= ENTRIES SUPPLIED =

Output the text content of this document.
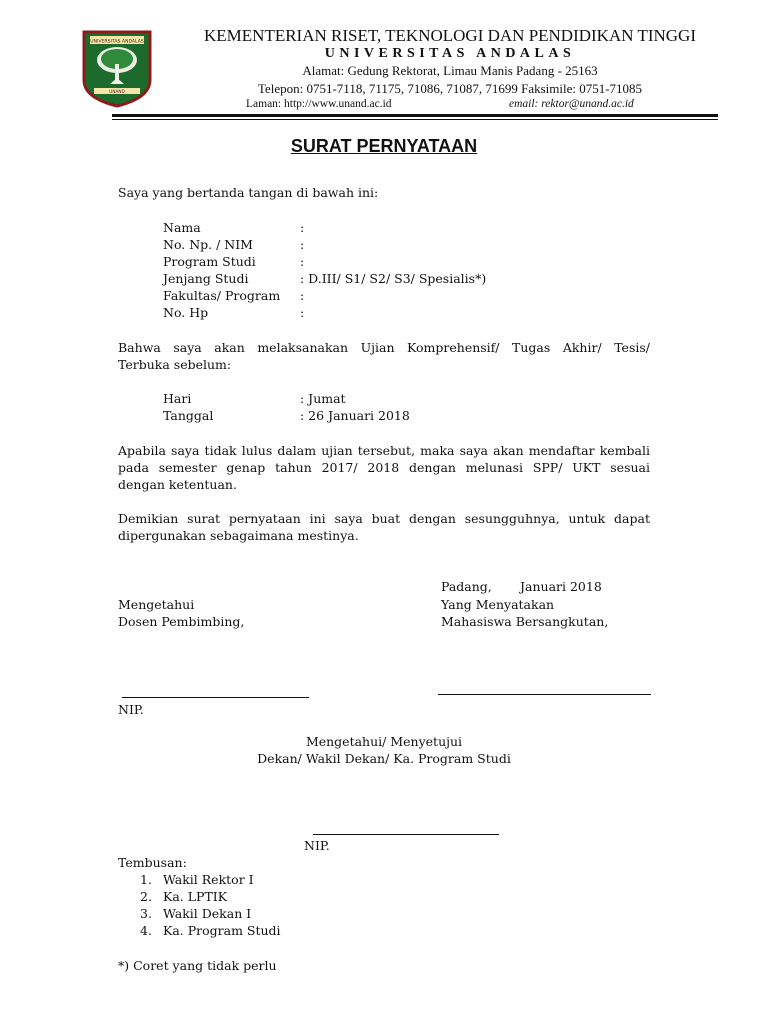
UNIVERSITAS ANDALAS
UNAND
KEMENTERIAN RISET, TEKNOLOGI DAN PENDIDIKAN TINGGI
UNIVERSITAS ANDALAS
Alamat: Gedung Rektorat, Limau Manis Padang - 25163
Telepon: 0751-7118, 71175, 71086, 71087, 71699 Faksimile: 0751-71085
Laman: http://www.unand.ac.id	email: rektor@unand.ac.id
SURAT PERNYATAAN
Saya yang bertanda tangan di bawah ini:
Nama	:
No. Np. / NIM	:
Program Studi	:
Jenjang Studi	: D.III/ S1/ S2/ S3/ Spesialis*)
Fakultas/ Program :
No. Hp	:
Bahwa saya akan melaksanakan Ujian Komprehensif/ Tugas Akhir/ Tesis/
Terbuka sebelum:
Hari	: Jumat
Tanggal	: 26 Januari 2018
Apabila saya tidak lulus dalam ujian tersebut, maka saya akan mendaftar kembali
pada semester genap tahun 2017/ 2018 dengan melunasi SPP/ UKT sesuai
dengan ketentuan.
Demikian surat pernyataan ini saya buat dengan sesungguhnya, untuk dapat
dipergunakan sebagaimana mestinya.
Padang, Januari 2018
Mengetahui	Yang Menyatakan
Dosen Pembimbing,	Mahasiswa Bersangkutan,
NIP.
Mengetahui/ Menyetujui
Dekan/ Wakil Dekan/ Ka. Program Studi
NIP.
Tembusan:
1. Wakil Rektor I
2. Ka. LPTIK
3. Wakil Dekan I
4. Ka. Program Studi
*) Coret yang tidak perlu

= STATED TASK =
Without the images, write out each line of the data verbatim.

= OUTPUT FOR THIS TASK =
Output the text content of this document.
UNIVERSITAS ANDALAS
UNAND
KEMENTERIAN RISET, TEKNOLOGI DAN PENDIDIKAN TINGGI
UNIVERSITAS ANDALAS
Alamat: Gedung Rektorat, Limau Manis Padang - 25163
Telepon: 0751-7118, 71175, 71086, 71087, 71699 Faksimile: 0751-71085
Laman: http://www.unand.ac.id	email: rektor@unand.ac.id
SURAT PERNYATAAN
Saya yang bertanda tangan di bawah ini:
Nama	:
No. Np. / NIM	:
Program Studi	:
Jenjang Studi	: D.III/ S1/ S2/ S3/ Spesialis*)
Fakultas/ Program :
No. Hp	:
Bahwa saya akan melaksanakan Ujian Komprehensif/ Tugas Akhir/ Tesis/
Terbuka sebelum:
Hari	: Jumat
Tanggal	: 26 Januari 2018
Apabila saya tidak lulus dalam ujian tersebut, maka saya akan mendaftar kembali
pada semester genap tahun 2017/ 2018 dengan melunasi SPP/ UKT sesuai
dengan ketentuan.
Demikian surat pernyataan ini saya buat dengan sesungguhnya, untuk dapat
dipergunakan sebagaimana mestinya.
Padang, Januari 2018
Mengetahui	Yang Menyatakan
Dosen Pembimbing,	Mahasiswa Bersangkutan,
NIP.
Mengetahui/ Menyetujui
Dekan/ Wakil Dekan/ Ka. Program Studi
NIP.
Tembusan:
1. Wakil Rektor I
2. Ka. LPTIK
3. Wakil Dekan I
4. Ka. Program Studi
*) Coret yang tidak perlu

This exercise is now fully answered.